___ AVAILABLE RECORDS

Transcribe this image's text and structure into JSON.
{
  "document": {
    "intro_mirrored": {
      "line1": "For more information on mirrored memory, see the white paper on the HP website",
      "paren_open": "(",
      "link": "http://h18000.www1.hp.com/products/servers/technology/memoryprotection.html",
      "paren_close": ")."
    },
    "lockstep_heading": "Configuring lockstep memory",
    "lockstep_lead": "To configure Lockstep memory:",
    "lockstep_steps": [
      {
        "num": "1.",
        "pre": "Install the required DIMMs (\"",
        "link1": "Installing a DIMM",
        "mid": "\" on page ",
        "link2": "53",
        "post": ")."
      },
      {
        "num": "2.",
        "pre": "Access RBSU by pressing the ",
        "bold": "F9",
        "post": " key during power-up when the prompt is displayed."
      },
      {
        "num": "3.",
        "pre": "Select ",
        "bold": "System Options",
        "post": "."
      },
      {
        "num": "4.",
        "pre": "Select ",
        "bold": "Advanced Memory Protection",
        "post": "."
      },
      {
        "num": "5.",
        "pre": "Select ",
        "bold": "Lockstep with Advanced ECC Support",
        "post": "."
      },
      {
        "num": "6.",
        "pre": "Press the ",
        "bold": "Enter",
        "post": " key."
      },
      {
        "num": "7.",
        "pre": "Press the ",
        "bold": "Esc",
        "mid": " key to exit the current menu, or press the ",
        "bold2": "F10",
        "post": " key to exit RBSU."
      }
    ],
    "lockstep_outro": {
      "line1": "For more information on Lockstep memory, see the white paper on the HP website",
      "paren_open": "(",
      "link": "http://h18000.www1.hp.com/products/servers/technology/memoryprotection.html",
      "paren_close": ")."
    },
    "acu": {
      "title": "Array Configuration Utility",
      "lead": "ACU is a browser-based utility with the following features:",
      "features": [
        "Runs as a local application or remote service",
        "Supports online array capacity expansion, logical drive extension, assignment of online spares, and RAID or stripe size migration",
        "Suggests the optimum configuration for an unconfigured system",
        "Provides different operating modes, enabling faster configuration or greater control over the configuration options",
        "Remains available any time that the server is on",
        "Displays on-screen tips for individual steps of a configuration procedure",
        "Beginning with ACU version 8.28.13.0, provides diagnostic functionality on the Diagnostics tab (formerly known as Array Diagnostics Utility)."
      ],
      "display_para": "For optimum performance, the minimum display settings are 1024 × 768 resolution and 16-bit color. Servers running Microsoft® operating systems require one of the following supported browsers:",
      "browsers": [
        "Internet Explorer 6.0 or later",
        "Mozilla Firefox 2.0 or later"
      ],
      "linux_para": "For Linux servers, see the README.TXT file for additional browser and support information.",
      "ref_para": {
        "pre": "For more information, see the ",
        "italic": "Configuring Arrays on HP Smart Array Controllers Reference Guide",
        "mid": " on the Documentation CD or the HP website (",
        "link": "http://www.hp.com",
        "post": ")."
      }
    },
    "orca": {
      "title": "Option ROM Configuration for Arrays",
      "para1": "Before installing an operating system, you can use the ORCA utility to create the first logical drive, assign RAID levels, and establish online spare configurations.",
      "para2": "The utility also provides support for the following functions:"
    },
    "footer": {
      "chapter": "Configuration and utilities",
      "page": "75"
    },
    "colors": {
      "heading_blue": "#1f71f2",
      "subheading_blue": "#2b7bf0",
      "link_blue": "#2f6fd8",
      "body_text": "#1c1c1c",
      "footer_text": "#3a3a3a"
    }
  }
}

______

Read the entries and select each line where the word "later" is found.

◆ **COMPLETED TASK**:
        "Internet Explorer 6.0 or later",
        "Mozilla Firefox 2.0 or later"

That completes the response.